--- EXERCISE REQUIREMENTS ---
Exactly repeat the full listing that follows.

--- MATERIAL FOR THIS EXERCISE ---

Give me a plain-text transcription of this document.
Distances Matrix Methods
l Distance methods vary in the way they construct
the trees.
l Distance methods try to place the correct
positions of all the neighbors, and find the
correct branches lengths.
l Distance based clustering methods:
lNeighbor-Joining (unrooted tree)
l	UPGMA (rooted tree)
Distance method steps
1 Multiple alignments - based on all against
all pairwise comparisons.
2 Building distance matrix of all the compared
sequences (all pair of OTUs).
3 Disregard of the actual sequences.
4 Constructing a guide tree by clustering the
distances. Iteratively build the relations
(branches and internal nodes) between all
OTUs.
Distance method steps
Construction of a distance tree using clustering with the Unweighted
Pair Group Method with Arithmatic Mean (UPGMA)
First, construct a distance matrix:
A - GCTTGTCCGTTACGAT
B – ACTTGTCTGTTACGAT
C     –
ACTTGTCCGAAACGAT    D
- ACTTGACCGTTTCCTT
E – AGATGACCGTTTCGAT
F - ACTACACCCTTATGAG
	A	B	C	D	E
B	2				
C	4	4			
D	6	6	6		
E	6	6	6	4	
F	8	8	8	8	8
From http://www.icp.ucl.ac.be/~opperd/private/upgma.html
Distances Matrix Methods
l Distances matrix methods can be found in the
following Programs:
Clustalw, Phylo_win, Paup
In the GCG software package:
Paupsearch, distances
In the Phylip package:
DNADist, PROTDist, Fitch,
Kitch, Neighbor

--- CORRECT ANSWER ---
Give me a plain-text transcription of this document.
Distances Matrix Methods
l Distance methods vary in the way they construct
the trees.
l Distance methods try to place the correct
positions of all the neighbors, and find the
correct branches lengths.
l Distance based clustering methods:
lNeighbor-Joining (unrooted tree)
l	UPGMA (rooted tree)
Distance method steps
1 Multiple alignments - based on all against
all pairwise comparisons.
2 Building distance matrix of all the compared
sequences (all pair of OTUs).
3 Disregard of the actual sequences.
4 Constructing a guide tree by clustering the
distances. Iteratively build the relations
(branches and internal nodes) between all
OTUs.
Distance method steps
Construction of a distance tree using clustering with the Unweighted
Pair Group Method with Arithmatic Mean (UPGMA)
First, construct a distance matrix:
A - GCTTGTCCGTTACGAT
B – ACTTGTCTGTTACGAT
C     –
ACTTGTCCGAAACGAT    D
- ACTTGACCGTTTCCTT
E – AGATGACCGTTTCGAT
F - ACTACACCCTTATGAG
	A	B	C	D	E
B	2				
C	4	4			
D	6	6	6		
E	6	6	6	4	
F	8	8	8	8	8
From http://www.icp.ucl.ac.be/~opperd/private/upgma.html
Distances Matrix Methods
l Distances matrix methods can be found in the
following Programs:
Clustalw, Phylo_win, Paup
In the GCG software package:
Paupsearch, distances
In the Phylip package:
DNADist, PROTDist, Fitch,
Kitch, Neighbor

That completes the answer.